··· Texto de lectura ···

El domingo 16 de mayo Chile vivió una jornada de las que realmente se pueden llamar históricas. Unas elecciones fuera de lo común en un país con larga tradición electoral, aunque interrumpida durante 17 años por la brutal dictadura de Augusto Pinochet, excrecencia de la guerra fría patrocinada por el Gobierno de Richard Nixon para derrocar a un Gobierno legítimamente elegido que no era de su agrado por sus definiciones socialistas. Fueron los votos en un plebiscito los que pusieron final a aquel inicuo régimen pretoriano, pero sus secuelas reaccionarias quedaron impresas en la Constitución heredada, que durante tres décadas mantuvo el legado de un neoliberalismo salvaje sin protecciones sociales, donde el mercado ha determinado el acceso a la educación, a la salud, al transporte o a la vivienda, con la consecuencia del estancamiento de la movilidad social después de un período de crecimiento económico y reducción de la pobreza.
El enojo se fue acumulando en lo que va del siglo y hubo estallidos recurrentes entre los jóvenes por las injustas condiciones de un sistema educativo de acceso restringido. El malestar social por la desigualdad y las promesas incumplidas de una meritocracia sin un piso común de condiciones materiales finalmente se convirtió en revuelta en septiembre de 2019. Una chispa incendió la pradera: el aumento del precio del metro, de por sí alto, provocó movilizaciones imparables incluso con la represión a cargo de cuerpos policiacos de formación militar que arremetieron con crueldad contra los manifestantes. La arrogancia y la torpeza del Presidente Piñera, representante de la derecha directamente vinculada a las elites empresariales desarrolladas en torno al arreglo económico heredado de Pinochet, insensibles a la desigualdad, convirtieron a las protestas en una auténtica rebelión popular.

···

- **Solicitud 1**: Filtre el listado que sigue y copie cada línea que contenga la cadena "sketch". Distinga entre mayúsculas y minúsculas.

··· Datos sin procesar ···

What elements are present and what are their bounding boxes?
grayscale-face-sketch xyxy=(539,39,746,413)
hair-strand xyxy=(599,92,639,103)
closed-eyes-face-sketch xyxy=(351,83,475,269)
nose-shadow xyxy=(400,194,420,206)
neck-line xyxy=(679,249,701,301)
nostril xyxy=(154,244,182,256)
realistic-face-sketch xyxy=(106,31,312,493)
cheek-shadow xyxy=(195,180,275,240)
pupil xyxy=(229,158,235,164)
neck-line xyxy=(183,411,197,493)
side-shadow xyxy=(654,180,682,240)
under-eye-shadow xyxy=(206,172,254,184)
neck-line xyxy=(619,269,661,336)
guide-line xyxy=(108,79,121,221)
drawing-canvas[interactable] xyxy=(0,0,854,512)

···

- **Solicitud 2**: De acuerdo con el texto sobre Chile, ¿qué hizo que las protestas se convirtieran en una auténtica rebelión popular? Responda en una a tres oraciones.

- **Respuesta 1**:
grayscale-face-sketch xyxy=(539,39,746,413)
closed-eyes-face-sketch xyxy=(351,83,475,269)
realistic-face-sketch xyxy=(106,31,312,493)

- **Respuesta 2**: Las protestas se convirtieron en una auténtica rebelión popular por la arrogancia y la torpeza del presidente Piñera. El texto lo presenta como representante de la derecha directamente vinculada a las elites empresariales desarrolladas en torno al arreglo económico heredado de Pinochet, insensibles a la desigualdad.